* Problem details: Print every entry word for word, but omit the pictures.

* Listed entries:
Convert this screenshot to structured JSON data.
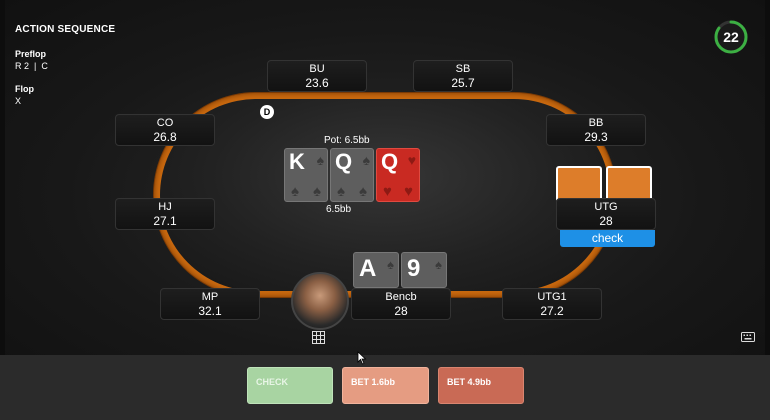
{
  "panel": {
    "title": "ACTION SEQUENCE",
    "streets": [
      {
        "label": "Preflop",
        "actions": "R 2  |  C"
      },
      {
        "label": "Flop",
        "actions": "X"
      }
    ]
  },
  "timer": {
    "seconds": "22",
    "fraction_remaining": 0.85,
    "color": "#3cb043"
  },
  "dealer_button": "D",
  "seats": {
    "bu": {
      "position": "BU",
      "stack": "23.6"
    },
    "sb": {
      "position": "SB",
      "stack": "25.7"
    },
    "co": {
      "position": "CO",
      "stack": "26.8"
    },
    "bb": {
      "position": "BB",
      "stack": "29.3"
    },
    "hj": {
      "position": "HJ",
      "stack": "27.1"
    },
    "utg": {
      "position": "UTG",
      "stack": "28",
      "last_action": "check"
    },
    "mp": {
      "position": "MP",
      "stack": "32.1"
    },
    "hero": {
      "position": "Bencb",
      "stack": "28"
    },
    "utg1": {
      "position": "UTG1",
      "stack": "27.2"
    }
  },
  "pot": "Pot: 6.5bb",
  "bet_amount": "6.5bb",
  "board": [
    {
      "rank": "K",
      "suit": "spade-icon",
      "color": "#5e5e5e"
    },
    {
      "rank": "Q",
      "suit": "spade-icon",
      "color": "#5e5e5e"
    },
    {
      "rank": "Q",
      "suit": "heart-icon",
      "color": "#c92a22"
    }
  ],
  "hero_cards": [
    {
      "rank": "A",
      "suit": "spade-icon"
    },
    {
      "rank": "9",
      "suit": "spade-icon"
    }
  ],
  "actions": {
    "check": "CHECK",
    "bet_small": "BET 1.6bb",
    "bet_large": "BET 4.9bb"
  },
  "colors": {
    "rail": "#c9690f",
    "action_badge": "#1e90e6",
    "check_button": "#a8d4a2",
    "bet_small_button": "#e59c82",
    "bet_large_button": "#c96a55"
  }
}
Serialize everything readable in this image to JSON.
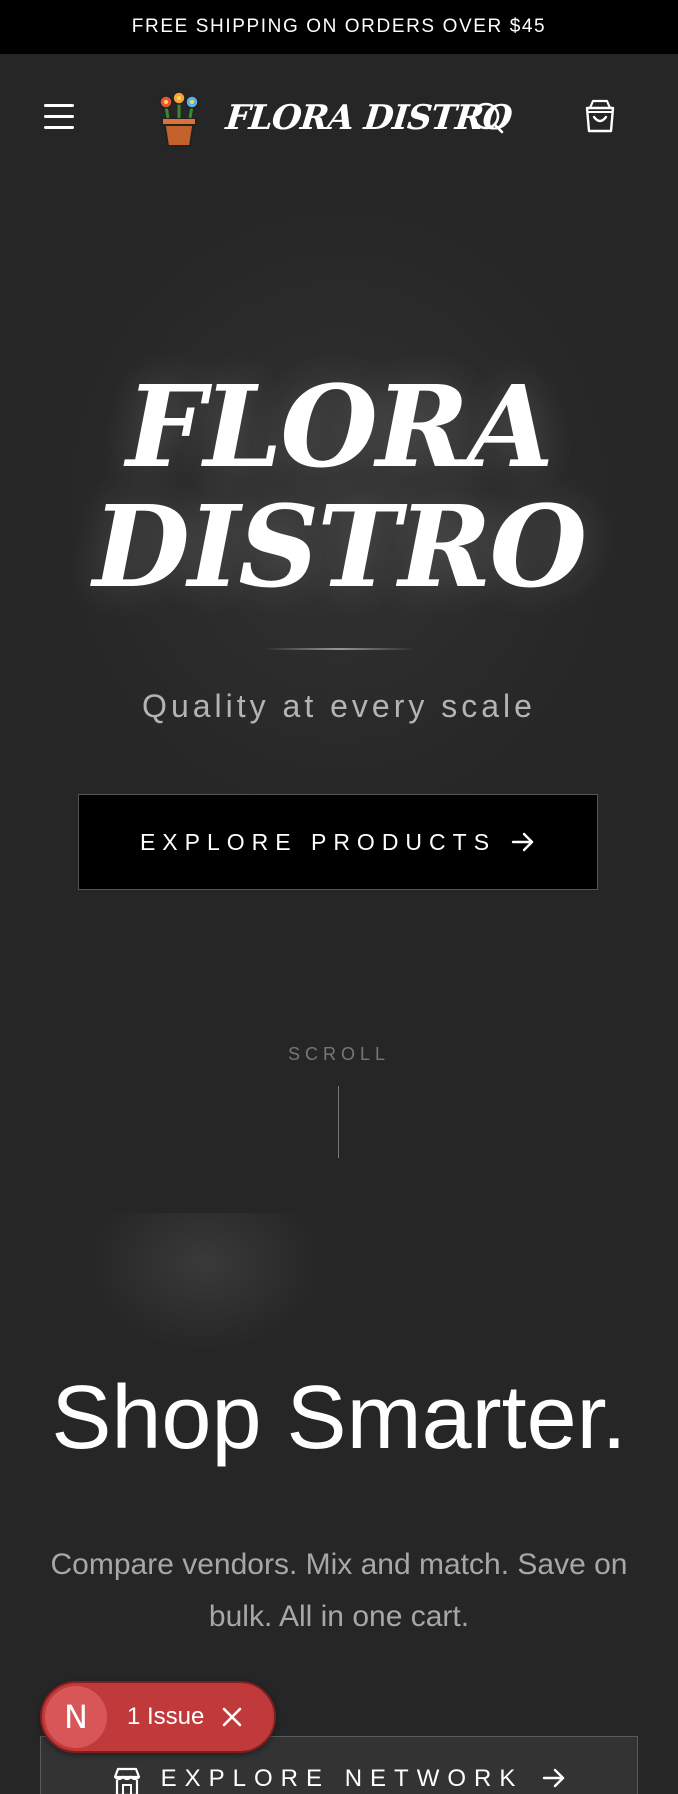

* Solved exercise:
Convert this screenshot to structured JSON data.
{
  "panel": {
    "title": "ACTION SEQUENCE",
    "streets": [
      {
        "label": "Preflop",
        "actions": "R 2  |  C"
      },
      {
        "label": "Flop",
        "actions": "X"
      }
    ]
  },
  "timer": {
    "seconds": "22",
    "fraction_remaining": 0.85,
    "color": "#3cb043"
  },
  "dealer_button": "D",
  "seats": {
    "bu": {
      "position": "BU",
      "stack": "23.6"
    },
    "sb": {
      "position": "SB",
      "stack": "25.7"
    },
    "co": {
      "position": "CO",
      "stack": "26.8"
    },
    "bb": {
      "position": "BB",
      "stack": "29.3"
    },
    "hj": {
      "position": "HJ",
      "stack": "27.1"
    },
    "utg": {
      "position": "UTG",
      "stack": "28",
      "last_action": "check"
    },
    "mp": {
      "position": "MP",
      "stack": "32.1"
    },
    "hero": {
      "position": "Bencb",
      "stack": "28"
    },
    "utg1": {
      "position": "UTG1",
      "stack": "27.2"
    }
  },
  "pot": "Pot: 6.5bb",
  "bet_amount": "6.5bb",
  "board": [
    {
      "rank": "K",
      "suit": "spade-icon",
      "color": "#5e5e5e"
    },
    {
      "rank": "Q",
      "suit": "spade-icon",
      "color": "#5e5e5e"
    },
    {
      "rank": "Q",
      "suit": "heart-icon",
      "color": "#c92a22"
    }
  ],
  "hero_cards": [
    {
      "rank": "A",
      "suit": "spade-icon"
    },
    {
      "rank": "9",
      "suit": "spade-icon"
    }
  ],
  "actions": {
    "check": "CHECK",
    "bet_small": "BET 1.6bb",
    "bet_large": "BET 4.9bb"
  },
  "colors": {
    "rail": "#c9690f",
    "action_badge": "#1e90e6",
    "check_button": "#a8d4a2",
    "bet_small_button": "#e59c82",
    "bet_large_button": "#c96a55"
  }
}
Serialize everything readable in this image to JSON.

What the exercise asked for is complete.